## Task to carry out
Below are some records. Say how many of their lines include the string "sensitivity", giving only the number.

## Records for this exercise
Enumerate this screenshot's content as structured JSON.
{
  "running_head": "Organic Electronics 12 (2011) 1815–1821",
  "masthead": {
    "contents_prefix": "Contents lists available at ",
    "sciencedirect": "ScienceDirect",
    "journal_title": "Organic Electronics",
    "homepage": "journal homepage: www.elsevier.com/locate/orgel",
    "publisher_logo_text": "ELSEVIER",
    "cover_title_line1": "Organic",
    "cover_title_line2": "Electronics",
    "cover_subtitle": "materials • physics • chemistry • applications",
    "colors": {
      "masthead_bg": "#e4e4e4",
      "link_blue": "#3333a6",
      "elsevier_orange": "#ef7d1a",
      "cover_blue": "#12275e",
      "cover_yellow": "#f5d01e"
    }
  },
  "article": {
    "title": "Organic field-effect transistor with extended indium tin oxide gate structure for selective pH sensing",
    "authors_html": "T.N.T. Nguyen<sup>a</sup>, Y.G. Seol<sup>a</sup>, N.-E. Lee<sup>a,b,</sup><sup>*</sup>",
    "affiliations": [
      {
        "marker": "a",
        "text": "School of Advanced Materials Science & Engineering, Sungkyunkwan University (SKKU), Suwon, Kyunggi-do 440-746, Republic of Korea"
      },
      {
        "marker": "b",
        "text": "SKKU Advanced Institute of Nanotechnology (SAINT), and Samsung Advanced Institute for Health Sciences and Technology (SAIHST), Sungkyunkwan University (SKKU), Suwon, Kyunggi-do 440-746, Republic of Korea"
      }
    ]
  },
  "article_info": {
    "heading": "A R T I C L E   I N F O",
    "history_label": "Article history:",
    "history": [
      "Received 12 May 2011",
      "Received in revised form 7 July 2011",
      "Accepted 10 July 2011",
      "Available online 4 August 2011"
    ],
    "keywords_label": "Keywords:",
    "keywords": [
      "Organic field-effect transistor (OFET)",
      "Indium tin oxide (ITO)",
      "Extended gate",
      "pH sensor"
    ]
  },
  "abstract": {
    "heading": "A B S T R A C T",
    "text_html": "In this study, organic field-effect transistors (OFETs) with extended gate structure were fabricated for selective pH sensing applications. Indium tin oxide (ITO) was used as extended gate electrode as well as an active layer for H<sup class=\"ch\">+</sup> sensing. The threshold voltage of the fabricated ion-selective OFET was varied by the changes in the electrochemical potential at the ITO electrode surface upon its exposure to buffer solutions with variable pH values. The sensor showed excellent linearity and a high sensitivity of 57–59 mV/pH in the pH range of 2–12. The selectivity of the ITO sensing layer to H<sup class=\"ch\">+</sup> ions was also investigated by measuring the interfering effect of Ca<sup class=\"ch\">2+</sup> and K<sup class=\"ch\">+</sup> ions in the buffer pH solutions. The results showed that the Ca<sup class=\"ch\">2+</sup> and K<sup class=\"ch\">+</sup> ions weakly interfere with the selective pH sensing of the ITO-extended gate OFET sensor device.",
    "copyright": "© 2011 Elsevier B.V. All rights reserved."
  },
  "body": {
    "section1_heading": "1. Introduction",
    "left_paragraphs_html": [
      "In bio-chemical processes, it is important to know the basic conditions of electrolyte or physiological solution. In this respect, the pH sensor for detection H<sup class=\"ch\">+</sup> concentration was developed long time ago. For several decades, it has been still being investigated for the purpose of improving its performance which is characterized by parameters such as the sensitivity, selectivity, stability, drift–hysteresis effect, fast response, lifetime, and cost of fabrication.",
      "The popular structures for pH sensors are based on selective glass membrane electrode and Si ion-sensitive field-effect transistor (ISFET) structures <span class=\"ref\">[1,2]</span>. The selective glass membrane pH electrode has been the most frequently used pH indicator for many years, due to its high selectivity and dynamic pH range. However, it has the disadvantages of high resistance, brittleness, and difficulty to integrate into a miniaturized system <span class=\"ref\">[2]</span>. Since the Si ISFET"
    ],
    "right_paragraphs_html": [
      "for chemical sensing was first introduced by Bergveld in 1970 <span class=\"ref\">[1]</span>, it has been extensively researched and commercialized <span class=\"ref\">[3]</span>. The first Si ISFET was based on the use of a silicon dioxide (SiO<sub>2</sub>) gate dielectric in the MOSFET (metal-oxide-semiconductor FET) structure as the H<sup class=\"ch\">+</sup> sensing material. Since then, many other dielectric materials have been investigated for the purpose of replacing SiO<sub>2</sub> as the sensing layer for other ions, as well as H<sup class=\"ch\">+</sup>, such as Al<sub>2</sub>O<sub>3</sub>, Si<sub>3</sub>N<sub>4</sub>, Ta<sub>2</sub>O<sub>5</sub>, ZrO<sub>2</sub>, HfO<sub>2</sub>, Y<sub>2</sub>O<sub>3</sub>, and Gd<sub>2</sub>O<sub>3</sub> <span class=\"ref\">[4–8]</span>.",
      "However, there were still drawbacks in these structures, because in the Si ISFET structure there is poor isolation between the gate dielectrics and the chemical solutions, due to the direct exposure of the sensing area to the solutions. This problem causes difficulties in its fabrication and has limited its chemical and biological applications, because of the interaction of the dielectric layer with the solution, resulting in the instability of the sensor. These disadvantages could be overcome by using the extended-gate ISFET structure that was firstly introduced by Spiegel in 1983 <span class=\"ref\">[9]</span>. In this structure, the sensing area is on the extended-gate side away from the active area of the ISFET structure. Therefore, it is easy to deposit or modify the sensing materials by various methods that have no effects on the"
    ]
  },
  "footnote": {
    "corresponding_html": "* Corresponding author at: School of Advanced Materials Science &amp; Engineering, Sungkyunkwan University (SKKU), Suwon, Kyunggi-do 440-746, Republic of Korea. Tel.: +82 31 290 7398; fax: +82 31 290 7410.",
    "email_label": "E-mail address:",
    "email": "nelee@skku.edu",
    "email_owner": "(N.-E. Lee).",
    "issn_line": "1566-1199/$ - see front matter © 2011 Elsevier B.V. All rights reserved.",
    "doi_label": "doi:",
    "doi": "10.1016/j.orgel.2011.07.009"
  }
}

## Exercise answer
2